本文:
::::
ニューラルアーキテクチャのエージェントによる発見：AIRA-Compose と AIRA-Design

要旨

再帰的自己改善に向けて、我々は標準的なトランスフォーマーを超える基盤モデルをLLMエージェントが自律的に設計することを探求する。本稿では、高水準のアーキテクチャ探索を行うAIRA-Composeと、低水準のメカニズム実装を行うAIRA-Designという二重フレームワークアプローチを導入する。AIRA-Composeは11のエージェントを用いて、24時間の予算制約のもとで基本的な計算プリミティブを探索する。エージェントは百万パラメータ規模の候補を評価し、上位の設計を350M、1B、3Bパラメータの規模に外挿する。これにより、トランスフォーマーベースのAIRAformer群と、トランスフォーマー・MambaハイブリッドのAIRAhybrid群という2つのファミリーにわたる14のアーキテクチャが得られた。これらは1B規模で事前学習され、Llama 3.2およびComposer発見のベースラインを一貫して上回る。下流タスクでは、AIRAformer-DとAIRAhybrid-DがLlama 3.2に対してそれぞれ2.4%および3.8%の精度向上を達成した。さらにAIRA-Composeは、極めて効率的なスケーリングフロンティアを持つモデルを発見する。AIRAformer-CはLlama 3.2およびComposer最良トランスフォーマーよりもそれぞれ54%および71%速くスケーリングし、AIRAhybrid-CはNemotron-2およびComposer最良ハイブリッドよりもそれぞれ23%および37%上回るスケーリングを示す。一方、AIRA-Designは20のエージェントに、長距離依存関係を扱う新規アテンション機構と高性能なトレーニングスクリプトの作成をタスクとして課す。Long Range Arenaベンチマークでは、エージェント設計のアーキテクチャが文書マッチングとテキスト分類において人間の最高水準から2.3%および2.6%以内に到達する。Autoresearchベンチマークでは、Greedy Opus 4.5が固定時間予算のもとで検証ビット毎バイト0.968を達成し、公表された最小値を上回った。これらのフレームワークは、AIエージェントが手動設計のベースラインに匹敵またはそれを上回るアーキテクチャとアルゴリズム的最適化を自律的に発見できることを示している。これは次世代基盤モデルを発見するための強力なパラダイムを確立し、再帰的自己改善への明確な一歩となる。
::::
資料:
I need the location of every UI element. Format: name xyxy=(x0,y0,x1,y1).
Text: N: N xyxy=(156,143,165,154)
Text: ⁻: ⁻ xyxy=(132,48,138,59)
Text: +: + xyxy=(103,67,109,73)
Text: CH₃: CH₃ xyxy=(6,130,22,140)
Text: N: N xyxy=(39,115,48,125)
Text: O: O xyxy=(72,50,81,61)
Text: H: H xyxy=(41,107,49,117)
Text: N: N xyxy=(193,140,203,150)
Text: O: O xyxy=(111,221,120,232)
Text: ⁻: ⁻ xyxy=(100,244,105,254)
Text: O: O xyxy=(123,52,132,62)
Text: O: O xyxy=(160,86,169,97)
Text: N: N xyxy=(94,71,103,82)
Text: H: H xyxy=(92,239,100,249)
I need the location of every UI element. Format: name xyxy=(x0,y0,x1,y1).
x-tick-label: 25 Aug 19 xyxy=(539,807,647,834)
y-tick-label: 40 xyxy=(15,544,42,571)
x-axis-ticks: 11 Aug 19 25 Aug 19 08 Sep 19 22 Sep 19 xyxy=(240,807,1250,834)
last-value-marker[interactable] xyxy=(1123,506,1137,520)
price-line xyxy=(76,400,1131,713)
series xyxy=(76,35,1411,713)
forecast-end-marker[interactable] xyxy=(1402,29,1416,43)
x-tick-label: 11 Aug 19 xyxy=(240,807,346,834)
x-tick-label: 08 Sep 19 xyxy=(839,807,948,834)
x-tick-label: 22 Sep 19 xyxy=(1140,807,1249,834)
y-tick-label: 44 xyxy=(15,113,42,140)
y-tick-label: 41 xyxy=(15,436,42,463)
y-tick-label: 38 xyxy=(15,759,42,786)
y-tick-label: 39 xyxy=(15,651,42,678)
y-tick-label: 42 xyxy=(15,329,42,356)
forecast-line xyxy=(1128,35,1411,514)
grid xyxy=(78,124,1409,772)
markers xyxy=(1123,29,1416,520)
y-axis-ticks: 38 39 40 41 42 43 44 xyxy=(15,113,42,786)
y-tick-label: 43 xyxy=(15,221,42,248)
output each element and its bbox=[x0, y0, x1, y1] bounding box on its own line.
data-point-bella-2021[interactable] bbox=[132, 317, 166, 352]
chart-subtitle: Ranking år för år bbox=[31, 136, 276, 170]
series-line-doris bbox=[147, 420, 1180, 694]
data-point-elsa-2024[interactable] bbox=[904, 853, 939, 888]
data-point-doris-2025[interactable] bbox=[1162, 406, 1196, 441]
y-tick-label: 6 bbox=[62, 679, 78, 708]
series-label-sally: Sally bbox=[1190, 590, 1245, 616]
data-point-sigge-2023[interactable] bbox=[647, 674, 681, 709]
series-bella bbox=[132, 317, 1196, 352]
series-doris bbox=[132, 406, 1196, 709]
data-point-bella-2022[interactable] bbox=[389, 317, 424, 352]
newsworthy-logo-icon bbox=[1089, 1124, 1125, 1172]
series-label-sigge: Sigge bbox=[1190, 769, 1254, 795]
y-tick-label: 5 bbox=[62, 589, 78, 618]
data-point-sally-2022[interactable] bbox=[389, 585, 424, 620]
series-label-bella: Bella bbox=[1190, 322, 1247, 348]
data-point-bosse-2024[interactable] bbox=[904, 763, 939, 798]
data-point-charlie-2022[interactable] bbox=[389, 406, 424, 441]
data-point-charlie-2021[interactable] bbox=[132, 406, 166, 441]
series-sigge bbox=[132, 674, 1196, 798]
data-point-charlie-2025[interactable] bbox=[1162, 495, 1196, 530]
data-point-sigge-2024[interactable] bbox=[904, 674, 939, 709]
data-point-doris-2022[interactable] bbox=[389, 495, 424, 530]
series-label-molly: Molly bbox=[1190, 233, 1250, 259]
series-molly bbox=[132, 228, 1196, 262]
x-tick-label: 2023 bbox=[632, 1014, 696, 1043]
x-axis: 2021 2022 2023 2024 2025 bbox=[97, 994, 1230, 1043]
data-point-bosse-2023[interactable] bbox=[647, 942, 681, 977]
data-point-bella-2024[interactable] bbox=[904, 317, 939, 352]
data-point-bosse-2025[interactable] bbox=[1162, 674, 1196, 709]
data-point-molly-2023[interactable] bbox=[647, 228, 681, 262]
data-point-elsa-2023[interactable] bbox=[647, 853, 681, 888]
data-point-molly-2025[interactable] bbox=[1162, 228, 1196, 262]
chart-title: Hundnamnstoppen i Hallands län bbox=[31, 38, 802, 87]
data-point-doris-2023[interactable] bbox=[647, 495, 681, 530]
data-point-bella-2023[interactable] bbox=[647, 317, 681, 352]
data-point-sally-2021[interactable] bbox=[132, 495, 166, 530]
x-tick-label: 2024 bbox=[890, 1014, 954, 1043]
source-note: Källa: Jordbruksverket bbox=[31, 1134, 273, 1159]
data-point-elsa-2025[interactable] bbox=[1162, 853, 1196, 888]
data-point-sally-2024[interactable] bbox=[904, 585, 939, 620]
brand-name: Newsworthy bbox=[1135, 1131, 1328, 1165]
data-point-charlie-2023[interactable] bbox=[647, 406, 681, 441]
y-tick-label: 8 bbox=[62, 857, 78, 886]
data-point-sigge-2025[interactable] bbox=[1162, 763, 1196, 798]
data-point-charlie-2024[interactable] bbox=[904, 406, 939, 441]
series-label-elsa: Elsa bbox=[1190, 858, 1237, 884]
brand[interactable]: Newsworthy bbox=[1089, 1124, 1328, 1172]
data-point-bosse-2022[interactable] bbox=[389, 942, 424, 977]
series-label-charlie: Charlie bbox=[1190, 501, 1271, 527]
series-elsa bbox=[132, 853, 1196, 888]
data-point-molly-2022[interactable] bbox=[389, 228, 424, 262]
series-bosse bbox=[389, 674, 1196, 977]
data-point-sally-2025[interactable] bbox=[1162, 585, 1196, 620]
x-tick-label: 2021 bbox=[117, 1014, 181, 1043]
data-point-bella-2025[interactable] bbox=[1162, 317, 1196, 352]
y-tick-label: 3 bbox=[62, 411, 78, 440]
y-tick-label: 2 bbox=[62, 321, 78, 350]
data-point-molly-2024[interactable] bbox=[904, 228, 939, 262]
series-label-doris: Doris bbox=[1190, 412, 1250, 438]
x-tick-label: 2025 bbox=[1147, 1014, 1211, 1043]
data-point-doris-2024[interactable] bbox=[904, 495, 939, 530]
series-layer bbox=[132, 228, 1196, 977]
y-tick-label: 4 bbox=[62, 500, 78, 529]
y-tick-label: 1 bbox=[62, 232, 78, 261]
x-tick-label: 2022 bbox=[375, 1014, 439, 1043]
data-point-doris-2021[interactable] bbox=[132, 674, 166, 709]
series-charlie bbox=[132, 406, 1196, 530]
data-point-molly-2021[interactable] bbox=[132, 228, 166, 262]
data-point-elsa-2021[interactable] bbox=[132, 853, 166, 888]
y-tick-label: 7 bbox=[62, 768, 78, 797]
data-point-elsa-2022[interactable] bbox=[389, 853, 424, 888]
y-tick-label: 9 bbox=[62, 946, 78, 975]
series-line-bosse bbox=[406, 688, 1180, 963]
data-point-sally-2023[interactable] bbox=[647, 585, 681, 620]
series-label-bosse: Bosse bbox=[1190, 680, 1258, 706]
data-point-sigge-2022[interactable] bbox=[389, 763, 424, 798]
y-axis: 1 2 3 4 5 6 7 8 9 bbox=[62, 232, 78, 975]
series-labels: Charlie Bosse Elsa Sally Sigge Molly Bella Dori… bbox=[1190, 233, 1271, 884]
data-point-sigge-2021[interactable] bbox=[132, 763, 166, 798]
::::
本文によると、下流タスクにおいてAIRAhybrid-DはLlama 3.2に対して何%の精度向上を達成したか。

解答欄: 3.8%